(Records from a data source)
______
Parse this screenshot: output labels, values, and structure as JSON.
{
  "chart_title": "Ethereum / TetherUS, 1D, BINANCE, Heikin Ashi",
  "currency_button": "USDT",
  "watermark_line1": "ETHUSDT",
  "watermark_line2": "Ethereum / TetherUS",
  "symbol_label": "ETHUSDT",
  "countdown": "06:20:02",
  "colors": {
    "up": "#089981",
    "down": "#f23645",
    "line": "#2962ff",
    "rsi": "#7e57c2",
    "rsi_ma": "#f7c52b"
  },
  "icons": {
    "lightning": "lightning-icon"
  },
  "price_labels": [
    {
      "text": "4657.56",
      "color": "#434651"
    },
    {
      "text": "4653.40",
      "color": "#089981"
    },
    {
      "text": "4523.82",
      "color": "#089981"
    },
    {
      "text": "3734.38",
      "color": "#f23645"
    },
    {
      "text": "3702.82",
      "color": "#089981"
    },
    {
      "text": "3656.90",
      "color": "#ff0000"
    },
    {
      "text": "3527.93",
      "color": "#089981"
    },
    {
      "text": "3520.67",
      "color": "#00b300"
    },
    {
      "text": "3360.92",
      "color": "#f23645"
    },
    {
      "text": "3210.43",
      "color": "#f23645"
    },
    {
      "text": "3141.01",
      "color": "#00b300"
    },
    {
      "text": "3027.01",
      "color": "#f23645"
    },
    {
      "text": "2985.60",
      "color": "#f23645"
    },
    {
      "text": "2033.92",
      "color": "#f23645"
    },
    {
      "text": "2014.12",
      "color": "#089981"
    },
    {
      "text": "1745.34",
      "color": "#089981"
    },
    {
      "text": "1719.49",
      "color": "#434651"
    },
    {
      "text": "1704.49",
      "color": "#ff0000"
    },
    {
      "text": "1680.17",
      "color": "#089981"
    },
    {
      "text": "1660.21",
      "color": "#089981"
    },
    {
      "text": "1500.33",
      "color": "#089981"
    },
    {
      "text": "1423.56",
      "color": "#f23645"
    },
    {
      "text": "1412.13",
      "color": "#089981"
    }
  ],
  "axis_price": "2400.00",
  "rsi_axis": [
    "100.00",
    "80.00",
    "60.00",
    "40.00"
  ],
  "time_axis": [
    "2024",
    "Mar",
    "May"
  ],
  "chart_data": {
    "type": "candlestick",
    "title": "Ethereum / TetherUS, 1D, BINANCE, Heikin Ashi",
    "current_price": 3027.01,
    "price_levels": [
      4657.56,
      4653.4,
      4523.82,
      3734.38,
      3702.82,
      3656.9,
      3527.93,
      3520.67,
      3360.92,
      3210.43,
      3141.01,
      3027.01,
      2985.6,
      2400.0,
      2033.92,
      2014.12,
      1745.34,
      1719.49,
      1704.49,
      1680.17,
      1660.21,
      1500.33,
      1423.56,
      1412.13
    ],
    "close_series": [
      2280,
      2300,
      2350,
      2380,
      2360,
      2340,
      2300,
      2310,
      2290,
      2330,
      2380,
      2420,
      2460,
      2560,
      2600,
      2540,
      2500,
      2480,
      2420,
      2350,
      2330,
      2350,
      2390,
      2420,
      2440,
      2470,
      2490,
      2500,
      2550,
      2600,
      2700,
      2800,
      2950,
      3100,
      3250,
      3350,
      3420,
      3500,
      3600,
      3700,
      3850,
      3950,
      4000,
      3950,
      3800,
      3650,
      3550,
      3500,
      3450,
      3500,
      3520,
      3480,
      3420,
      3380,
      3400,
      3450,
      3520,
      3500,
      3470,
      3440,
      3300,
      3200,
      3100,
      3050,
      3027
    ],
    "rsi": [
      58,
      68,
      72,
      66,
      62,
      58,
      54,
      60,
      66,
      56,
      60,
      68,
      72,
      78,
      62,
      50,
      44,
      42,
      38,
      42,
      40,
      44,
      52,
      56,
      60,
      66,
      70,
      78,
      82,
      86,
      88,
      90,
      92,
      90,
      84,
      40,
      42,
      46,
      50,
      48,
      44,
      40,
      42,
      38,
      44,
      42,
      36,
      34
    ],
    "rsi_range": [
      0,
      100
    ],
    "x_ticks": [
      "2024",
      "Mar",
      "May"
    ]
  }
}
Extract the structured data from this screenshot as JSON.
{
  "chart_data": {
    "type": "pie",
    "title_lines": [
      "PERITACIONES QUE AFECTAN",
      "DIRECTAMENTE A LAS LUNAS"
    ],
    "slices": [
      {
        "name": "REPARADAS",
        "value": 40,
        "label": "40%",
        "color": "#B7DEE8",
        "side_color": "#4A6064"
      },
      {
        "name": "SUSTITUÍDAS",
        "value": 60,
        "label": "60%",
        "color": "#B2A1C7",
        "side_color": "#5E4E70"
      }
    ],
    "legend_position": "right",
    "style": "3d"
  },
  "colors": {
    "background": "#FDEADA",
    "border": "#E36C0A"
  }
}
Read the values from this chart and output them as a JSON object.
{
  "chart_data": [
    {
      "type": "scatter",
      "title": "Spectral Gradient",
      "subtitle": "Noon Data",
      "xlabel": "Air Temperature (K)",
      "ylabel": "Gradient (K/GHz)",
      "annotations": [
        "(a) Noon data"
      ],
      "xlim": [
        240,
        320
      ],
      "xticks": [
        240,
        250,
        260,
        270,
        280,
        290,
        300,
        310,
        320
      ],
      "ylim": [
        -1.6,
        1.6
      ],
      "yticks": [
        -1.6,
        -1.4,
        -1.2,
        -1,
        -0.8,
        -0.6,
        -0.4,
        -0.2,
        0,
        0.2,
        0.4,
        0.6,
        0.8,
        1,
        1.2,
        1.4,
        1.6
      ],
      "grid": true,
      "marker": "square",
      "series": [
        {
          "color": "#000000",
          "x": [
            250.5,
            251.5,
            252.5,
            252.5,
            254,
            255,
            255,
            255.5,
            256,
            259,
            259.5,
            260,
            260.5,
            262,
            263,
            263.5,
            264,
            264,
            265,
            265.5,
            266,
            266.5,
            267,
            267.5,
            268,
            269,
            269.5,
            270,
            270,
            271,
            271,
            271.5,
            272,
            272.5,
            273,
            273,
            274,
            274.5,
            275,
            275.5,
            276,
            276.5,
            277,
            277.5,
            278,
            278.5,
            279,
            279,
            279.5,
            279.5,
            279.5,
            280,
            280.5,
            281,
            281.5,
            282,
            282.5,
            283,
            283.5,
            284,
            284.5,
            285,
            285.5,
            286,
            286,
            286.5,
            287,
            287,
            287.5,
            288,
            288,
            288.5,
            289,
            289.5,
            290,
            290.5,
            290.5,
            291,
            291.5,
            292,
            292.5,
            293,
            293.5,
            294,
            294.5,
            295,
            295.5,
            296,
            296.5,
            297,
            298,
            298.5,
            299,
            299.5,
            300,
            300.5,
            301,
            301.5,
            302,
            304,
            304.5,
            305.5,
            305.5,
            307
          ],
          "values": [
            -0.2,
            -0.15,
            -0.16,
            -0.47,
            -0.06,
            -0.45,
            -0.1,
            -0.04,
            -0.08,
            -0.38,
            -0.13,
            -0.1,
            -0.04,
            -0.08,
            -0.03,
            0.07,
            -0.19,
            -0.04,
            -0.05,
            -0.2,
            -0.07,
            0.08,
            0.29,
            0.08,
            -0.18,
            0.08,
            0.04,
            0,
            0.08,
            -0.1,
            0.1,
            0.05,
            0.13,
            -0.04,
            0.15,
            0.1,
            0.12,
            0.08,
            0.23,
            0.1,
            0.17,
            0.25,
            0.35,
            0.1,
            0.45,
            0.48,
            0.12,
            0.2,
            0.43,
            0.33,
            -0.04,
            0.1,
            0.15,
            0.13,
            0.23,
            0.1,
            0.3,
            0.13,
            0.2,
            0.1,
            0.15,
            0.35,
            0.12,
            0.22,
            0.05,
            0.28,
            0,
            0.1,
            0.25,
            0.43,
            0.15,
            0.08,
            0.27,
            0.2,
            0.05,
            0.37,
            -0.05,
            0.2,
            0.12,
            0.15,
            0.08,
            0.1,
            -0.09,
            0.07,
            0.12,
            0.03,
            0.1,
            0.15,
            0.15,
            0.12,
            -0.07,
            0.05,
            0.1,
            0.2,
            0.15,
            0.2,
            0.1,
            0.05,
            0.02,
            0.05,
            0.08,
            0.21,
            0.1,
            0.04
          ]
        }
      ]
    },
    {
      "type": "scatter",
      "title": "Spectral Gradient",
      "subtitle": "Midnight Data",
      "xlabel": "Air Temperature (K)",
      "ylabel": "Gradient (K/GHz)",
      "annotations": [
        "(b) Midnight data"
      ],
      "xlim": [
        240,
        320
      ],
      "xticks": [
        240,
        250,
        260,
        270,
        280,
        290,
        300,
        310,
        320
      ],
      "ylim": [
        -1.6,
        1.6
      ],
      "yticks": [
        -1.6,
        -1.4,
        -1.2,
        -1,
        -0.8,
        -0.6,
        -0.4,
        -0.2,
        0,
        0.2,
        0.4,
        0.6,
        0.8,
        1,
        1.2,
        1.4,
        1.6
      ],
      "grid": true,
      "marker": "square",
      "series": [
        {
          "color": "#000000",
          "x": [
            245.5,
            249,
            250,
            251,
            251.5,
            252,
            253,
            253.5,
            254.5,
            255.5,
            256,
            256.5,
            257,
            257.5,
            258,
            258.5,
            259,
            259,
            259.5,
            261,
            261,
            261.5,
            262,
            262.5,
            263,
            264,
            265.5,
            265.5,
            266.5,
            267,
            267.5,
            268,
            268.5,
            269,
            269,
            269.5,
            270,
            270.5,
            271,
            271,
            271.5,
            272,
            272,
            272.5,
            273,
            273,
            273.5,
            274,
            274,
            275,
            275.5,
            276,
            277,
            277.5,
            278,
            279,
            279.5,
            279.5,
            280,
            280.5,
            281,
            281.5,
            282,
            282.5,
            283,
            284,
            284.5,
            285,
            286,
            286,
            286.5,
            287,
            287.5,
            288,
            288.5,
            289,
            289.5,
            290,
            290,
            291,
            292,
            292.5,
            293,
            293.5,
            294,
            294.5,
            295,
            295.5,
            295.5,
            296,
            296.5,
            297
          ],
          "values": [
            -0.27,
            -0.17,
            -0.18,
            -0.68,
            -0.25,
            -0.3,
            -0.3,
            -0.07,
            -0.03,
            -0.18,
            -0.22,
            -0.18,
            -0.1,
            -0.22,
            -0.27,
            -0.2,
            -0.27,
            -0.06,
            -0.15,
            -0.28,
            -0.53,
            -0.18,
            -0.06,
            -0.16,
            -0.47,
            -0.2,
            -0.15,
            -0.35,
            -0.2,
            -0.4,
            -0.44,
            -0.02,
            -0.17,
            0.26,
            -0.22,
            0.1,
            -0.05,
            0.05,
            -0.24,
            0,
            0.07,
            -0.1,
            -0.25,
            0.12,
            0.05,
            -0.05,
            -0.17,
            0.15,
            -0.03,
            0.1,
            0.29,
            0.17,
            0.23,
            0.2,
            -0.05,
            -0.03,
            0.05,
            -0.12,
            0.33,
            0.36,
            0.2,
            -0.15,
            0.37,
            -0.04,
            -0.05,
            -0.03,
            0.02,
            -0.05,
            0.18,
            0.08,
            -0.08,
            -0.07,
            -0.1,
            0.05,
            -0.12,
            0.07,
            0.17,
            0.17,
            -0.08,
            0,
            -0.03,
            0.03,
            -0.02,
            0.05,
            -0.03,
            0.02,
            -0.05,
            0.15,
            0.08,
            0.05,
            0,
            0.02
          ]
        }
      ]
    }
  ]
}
______
Go through the lines above. Select every one that has the string "output".

Parse this screenshot: output labels, values, and structure as JSON.
Read the values from this chart and output them as a JSON object.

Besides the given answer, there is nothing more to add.